What is the number of lines in the entries below that include the word "ylabel"? Provide the number only.
---- WORKING DATA
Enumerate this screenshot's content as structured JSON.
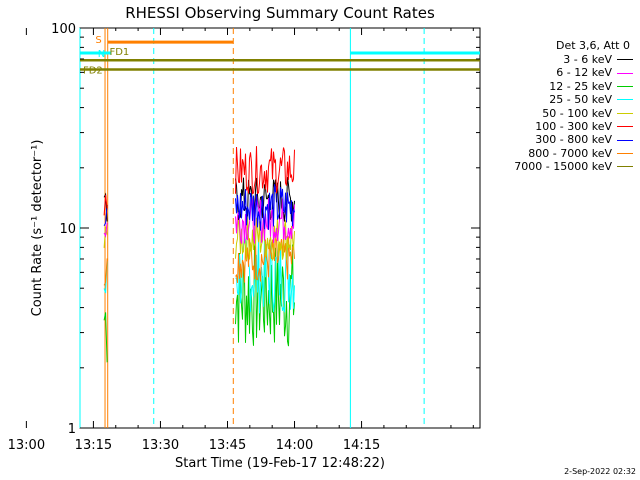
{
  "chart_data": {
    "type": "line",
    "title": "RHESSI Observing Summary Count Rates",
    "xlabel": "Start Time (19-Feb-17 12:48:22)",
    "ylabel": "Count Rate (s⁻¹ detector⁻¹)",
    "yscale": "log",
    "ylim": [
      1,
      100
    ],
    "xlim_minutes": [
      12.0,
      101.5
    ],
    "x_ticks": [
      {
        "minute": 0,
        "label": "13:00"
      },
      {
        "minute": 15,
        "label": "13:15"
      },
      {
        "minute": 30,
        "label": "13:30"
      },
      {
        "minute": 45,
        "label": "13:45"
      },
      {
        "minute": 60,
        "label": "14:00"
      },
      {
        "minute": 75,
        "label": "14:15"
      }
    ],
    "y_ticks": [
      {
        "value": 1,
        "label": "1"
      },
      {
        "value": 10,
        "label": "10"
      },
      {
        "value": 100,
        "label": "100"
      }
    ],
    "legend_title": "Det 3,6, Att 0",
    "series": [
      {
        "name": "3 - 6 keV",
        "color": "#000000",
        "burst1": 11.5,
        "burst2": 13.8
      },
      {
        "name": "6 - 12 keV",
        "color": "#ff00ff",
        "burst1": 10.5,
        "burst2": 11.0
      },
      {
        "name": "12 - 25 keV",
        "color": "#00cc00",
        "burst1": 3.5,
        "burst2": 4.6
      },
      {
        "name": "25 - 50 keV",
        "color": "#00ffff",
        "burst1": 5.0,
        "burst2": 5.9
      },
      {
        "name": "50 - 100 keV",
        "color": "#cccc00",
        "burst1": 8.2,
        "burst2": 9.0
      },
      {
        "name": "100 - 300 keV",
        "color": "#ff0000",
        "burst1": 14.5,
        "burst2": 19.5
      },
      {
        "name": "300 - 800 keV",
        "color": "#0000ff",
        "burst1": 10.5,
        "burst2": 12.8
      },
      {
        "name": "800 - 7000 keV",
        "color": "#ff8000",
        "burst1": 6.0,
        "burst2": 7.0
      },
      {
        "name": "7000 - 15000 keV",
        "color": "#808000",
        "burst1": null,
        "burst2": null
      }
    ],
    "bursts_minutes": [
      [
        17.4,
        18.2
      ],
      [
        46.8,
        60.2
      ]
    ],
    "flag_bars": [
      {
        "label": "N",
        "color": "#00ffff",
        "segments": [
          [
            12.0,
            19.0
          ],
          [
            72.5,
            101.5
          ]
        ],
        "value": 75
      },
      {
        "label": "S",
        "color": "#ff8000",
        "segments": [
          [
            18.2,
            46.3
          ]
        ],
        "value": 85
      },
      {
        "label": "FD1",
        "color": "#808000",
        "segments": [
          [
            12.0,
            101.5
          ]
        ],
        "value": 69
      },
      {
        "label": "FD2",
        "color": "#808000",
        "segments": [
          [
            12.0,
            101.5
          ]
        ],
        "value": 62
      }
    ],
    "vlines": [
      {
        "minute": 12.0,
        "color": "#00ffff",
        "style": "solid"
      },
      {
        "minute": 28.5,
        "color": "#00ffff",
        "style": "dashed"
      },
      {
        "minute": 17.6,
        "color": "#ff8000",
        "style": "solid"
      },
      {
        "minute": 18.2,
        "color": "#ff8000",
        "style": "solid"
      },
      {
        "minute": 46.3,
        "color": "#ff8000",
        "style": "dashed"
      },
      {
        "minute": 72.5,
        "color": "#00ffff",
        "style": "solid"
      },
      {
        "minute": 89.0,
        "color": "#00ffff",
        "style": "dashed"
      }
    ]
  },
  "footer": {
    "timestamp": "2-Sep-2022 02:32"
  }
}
--------
---- WORKING DATA
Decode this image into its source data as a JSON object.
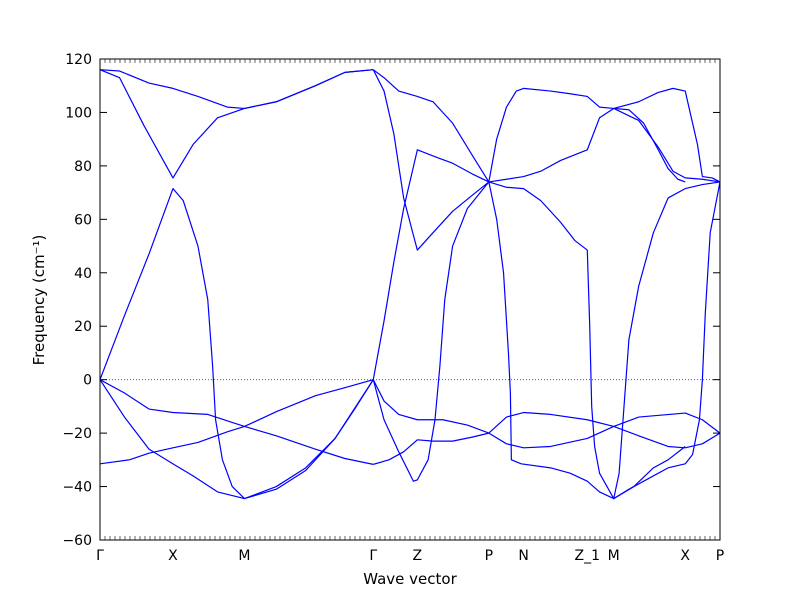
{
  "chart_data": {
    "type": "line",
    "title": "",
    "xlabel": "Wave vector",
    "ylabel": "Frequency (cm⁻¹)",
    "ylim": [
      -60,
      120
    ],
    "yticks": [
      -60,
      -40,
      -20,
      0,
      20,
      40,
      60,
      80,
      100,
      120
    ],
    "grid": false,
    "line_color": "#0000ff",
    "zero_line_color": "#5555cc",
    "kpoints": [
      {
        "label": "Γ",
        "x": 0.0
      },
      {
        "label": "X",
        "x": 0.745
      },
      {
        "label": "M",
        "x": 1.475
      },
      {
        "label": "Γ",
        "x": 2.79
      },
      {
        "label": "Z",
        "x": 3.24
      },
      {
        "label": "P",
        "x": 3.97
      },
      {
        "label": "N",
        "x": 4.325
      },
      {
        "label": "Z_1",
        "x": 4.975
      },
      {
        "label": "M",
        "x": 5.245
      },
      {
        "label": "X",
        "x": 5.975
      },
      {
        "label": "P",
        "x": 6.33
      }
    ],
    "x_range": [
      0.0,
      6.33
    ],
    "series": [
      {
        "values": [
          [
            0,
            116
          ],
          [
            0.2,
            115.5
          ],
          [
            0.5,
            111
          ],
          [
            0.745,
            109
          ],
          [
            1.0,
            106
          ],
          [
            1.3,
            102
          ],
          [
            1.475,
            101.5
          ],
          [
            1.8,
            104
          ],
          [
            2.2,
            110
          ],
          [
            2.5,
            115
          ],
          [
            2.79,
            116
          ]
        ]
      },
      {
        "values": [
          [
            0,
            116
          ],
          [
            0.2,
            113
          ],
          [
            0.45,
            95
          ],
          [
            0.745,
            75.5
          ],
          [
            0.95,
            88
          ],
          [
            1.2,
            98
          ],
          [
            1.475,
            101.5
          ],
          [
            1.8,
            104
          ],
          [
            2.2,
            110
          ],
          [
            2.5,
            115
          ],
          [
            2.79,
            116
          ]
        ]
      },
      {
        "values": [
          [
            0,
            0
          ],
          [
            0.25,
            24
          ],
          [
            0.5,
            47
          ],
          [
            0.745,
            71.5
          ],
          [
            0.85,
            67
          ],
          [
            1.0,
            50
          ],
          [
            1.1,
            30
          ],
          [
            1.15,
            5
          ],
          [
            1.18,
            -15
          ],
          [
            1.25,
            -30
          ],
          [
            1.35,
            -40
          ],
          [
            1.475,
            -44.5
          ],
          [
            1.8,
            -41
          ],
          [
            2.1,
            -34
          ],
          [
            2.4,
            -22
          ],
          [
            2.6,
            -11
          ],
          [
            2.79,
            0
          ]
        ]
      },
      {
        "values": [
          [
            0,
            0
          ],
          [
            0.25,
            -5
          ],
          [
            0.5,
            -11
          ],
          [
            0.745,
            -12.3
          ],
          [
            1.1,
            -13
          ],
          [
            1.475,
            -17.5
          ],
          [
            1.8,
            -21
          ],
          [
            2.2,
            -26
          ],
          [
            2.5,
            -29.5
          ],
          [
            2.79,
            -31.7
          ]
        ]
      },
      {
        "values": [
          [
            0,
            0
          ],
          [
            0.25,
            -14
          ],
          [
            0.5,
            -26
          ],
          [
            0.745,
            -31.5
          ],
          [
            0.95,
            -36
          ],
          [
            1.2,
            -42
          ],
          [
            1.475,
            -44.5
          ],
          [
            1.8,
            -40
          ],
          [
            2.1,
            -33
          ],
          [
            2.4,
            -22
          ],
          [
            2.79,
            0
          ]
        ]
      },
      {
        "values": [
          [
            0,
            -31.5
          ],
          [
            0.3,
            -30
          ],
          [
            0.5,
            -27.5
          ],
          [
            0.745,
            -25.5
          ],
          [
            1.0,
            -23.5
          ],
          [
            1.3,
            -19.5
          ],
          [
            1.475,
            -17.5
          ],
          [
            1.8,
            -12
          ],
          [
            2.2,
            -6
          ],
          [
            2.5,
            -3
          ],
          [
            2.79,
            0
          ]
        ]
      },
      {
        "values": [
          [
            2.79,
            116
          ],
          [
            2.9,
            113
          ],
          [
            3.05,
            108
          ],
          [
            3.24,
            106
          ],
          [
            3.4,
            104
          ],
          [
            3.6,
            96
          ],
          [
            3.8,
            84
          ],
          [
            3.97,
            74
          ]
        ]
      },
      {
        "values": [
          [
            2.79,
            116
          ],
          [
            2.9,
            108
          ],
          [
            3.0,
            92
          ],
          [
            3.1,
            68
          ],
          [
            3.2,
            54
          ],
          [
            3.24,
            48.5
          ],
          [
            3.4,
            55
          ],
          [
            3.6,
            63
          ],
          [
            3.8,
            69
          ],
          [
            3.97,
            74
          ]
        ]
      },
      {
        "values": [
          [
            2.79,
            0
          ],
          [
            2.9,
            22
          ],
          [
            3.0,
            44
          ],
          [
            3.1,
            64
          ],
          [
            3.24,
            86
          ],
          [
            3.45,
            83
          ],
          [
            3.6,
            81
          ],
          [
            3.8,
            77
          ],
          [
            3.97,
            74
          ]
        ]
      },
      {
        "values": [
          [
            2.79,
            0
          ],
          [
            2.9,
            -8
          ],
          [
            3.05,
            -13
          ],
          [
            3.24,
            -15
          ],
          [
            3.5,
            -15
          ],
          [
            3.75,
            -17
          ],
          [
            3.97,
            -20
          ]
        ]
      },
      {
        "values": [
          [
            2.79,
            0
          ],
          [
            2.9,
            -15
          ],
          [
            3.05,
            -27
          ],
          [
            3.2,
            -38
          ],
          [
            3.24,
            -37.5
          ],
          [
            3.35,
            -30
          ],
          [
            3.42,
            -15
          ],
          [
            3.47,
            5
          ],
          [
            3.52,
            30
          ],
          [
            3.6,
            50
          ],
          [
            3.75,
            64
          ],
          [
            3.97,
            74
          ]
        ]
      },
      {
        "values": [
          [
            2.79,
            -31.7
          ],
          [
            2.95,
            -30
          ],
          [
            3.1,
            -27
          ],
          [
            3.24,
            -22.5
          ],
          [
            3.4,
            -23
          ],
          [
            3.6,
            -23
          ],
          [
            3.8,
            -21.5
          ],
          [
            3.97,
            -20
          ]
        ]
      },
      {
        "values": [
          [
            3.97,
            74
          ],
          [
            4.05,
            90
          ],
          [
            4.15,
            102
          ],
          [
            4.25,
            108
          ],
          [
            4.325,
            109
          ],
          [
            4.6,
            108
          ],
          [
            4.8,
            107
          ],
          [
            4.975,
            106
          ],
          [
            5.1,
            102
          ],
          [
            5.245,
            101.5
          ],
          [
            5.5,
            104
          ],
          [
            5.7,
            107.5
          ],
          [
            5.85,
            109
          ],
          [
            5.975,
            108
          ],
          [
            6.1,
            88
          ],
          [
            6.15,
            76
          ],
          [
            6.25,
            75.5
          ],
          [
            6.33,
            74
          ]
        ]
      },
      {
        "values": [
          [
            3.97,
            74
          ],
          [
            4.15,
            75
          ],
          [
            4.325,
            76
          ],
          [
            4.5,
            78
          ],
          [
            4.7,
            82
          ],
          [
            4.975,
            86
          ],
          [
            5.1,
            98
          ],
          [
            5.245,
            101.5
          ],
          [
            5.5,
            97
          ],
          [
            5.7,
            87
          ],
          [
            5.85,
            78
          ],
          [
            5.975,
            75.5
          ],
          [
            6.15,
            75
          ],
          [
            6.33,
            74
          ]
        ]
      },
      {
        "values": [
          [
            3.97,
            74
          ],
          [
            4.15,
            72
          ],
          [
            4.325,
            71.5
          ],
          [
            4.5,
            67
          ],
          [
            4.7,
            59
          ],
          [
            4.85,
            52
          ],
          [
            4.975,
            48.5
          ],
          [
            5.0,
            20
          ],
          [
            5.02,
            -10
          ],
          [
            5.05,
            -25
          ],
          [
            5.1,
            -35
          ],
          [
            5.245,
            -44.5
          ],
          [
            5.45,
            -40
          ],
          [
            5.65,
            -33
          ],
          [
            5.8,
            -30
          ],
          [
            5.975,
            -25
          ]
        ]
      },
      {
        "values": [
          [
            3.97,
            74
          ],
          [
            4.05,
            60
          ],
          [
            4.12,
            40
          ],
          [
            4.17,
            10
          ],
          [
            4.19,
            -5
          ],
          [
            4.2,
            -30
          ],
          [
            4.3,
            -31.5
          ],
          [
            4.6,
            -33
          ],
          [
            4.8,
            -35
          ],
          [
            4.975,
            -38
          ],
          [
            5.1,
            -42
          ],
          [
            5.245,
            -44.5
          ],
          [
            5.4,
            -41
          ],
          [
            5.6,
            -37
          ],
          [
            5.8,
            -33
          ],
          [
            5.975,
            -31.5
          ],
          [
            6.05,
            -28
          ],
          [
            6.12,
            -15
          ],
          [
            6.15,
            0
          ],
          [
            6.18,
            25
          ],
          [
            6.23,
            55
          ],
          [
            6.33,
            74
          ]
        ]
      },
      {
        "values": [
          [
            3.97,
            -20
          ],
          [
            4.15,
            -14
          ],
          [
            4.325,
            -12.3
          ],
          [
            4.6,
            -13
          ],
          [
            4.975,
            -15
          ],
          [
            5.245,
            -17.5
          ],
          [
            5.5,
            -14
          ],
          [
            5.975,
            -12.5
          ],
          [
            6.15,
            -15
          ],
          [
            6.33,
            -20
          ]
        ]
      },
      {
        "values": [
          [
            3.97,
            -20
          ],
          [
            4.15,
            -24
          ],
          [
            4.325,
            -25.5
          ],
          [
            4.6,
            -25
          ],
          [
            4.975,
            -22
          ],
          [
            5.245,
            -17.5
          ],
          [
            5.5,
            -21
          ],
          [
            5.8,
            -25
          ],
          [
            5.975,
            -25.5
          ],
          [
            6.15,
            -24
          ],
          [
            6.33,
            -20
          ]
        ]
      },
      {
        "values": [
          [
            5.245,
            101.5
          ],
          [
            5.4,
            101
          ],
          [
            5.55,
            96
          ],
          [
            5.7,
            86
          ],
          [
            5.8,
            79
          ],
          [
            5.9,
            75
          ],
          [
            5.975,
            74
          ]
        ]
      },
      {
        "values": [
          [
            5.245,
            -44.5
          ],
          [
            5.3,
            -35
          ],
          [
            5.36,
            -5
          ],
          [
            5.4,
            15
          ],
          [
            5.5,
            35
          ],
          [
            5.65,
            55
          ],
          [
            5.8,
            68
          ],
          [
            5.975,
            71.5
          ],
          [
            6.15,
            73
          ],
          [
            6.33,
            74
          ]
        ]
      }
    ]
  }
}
--------
▸ REPLY:
2